Dataset rows
══════════
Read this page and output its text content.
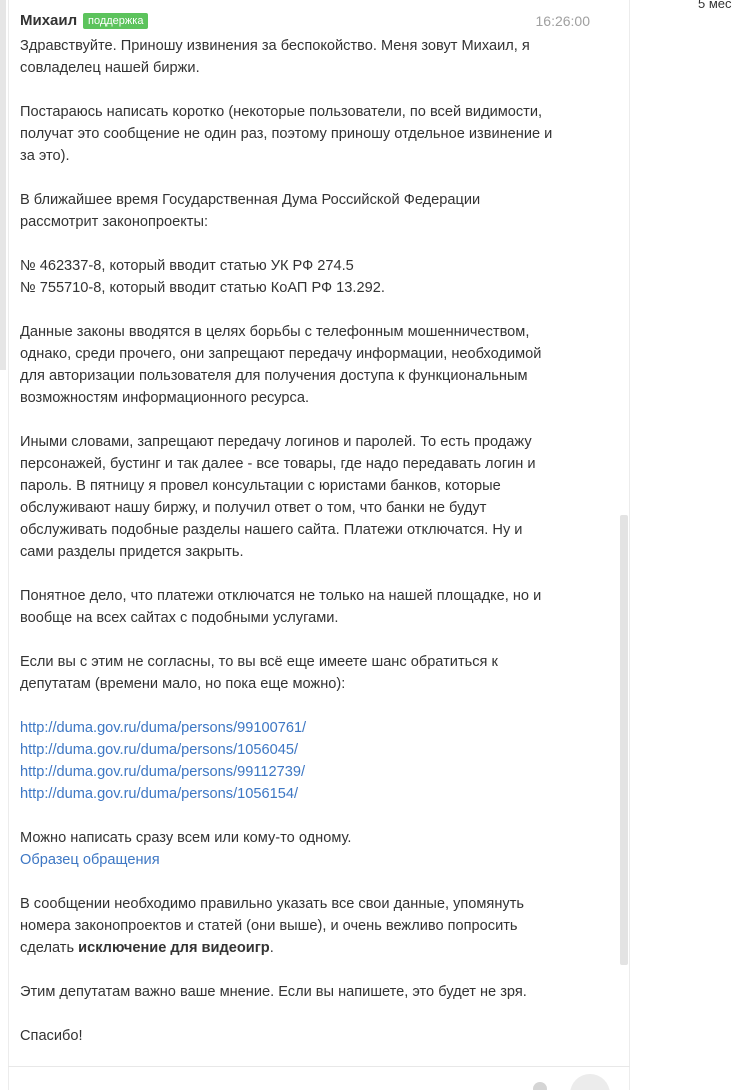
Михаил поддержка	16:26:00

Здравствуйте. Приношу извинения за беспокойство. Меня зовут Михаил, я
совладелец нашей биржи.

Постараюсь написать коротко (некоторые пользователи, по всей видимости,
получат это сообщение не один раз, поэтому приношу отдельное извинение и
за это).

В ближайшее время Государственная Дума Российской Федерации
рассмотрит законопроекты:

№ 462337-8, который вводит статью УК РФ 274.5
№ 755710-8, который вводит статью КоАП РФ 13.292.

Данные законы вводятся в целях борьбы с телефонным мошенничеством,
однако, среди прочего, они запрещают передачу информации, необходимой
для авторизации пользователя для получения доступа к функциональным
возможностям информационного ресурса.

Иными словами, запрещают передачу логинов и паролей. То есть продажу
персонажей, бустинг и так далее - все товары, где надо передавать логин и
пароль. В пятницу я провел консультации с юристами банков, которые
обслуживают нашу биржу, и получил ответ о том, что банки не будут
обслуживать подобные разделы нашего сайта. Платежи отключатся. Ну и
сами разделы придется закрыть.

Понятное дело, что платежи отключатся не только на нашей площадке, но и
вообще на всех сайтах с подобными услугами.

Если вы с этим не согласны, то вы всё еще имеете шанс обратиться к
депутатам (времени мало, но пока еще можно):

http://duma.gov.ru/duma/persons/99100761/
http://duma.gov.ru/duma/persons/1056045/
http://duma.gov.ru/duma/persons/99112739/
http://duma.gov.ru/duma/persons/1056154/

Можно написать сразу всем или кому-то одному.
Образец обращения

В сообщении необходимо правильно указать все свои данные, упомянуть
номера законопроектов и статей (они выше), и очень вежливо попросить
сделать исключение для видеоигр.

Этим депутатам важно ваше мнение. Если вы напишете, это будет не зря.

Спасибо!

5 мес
══════════
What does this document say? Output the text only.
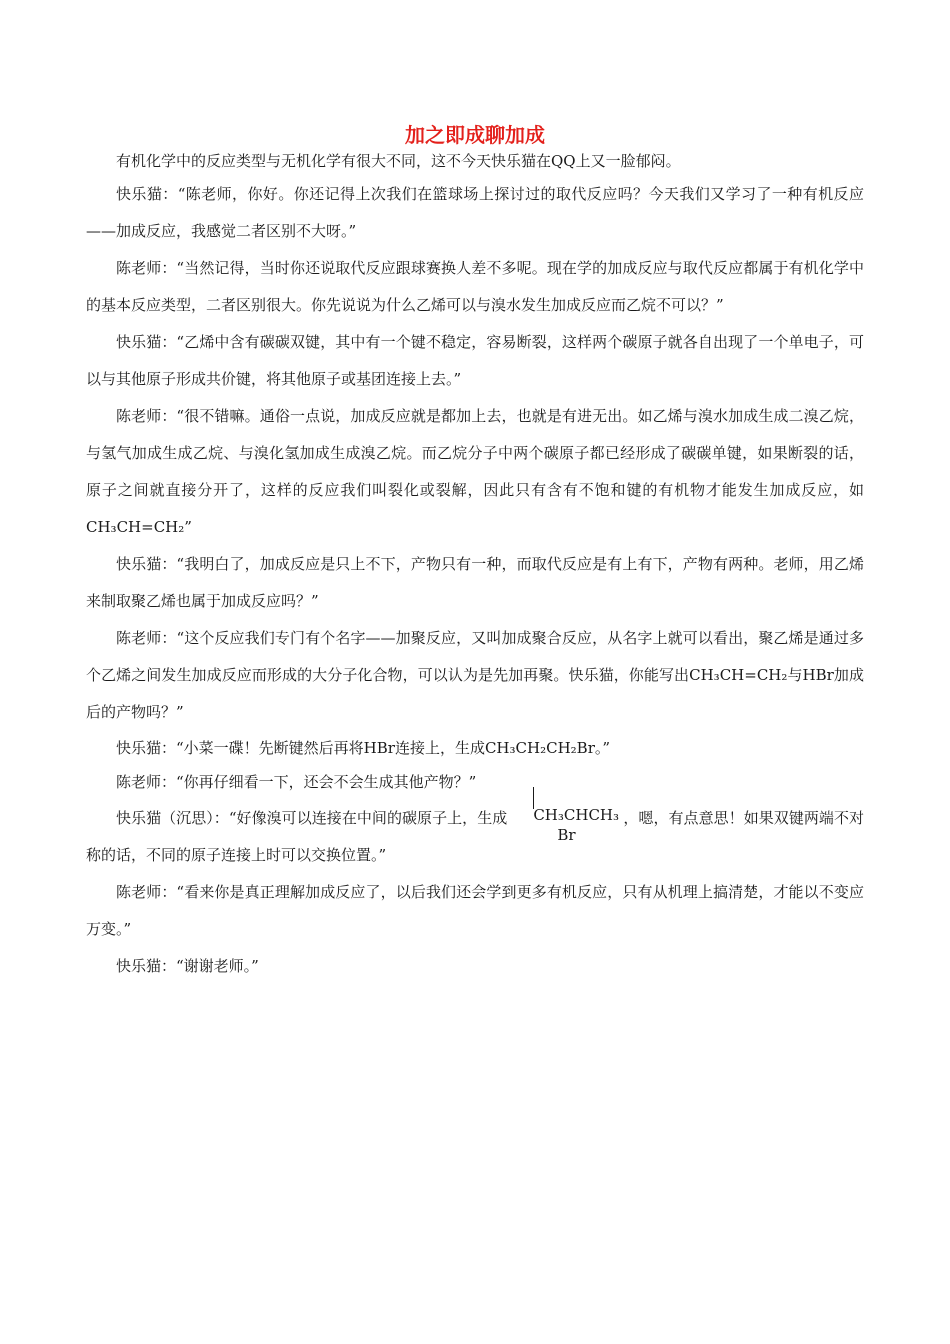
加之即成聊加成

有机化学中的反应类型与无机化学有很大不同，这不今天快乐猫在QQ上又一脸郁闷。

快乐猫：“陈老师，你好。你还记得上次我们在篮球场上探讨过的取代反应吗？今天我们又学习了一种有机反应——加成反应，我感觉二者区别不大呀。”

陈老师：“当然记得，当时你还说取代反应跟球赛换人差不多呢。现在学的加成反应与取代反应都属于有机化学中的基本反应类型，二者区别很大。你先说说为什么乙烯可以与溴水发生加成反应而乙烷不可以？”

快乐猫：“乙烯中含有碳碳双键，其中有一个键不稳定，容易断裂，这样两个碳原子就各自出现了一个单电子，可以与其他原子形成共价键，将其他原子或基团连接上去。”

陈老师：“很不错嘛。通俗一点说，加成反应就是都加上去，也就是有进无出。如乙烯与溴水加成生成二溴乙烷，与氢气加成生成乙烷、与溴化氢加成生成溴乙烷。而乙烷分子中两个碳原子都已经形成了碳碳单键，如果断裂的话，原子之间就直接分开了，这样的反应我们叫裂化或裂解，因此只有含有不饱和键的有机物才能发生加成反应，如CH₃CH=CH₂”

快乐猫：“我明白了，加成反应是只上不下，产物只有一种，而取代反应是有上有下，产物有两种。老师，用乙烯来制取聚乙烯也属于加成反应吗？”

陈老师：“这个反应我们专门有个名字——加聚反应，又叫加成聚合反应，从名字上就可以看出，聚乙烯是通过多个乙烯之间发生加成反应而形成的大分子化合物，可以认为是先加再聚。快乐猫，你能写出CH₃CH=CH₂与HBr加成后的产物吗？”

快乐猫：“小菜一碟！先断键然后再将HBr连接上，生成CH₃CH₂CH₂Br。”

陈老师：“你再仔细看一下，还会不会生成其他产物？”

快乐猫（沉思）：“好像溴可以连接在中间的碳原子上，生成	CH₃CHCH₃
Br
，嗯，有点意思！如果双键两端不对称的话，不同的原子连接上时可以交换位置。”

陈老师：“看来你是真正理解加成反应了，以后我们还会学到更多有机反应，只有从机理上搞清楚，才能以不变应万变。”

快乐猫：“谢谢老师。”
══════════
> [GOAL]: Select from the material above each line in which the string "text" appears, and list those lines.

> [SOLUTION TO THE EXERCISE]:
Read this page and output its text content.
What does this document say? Output the text only.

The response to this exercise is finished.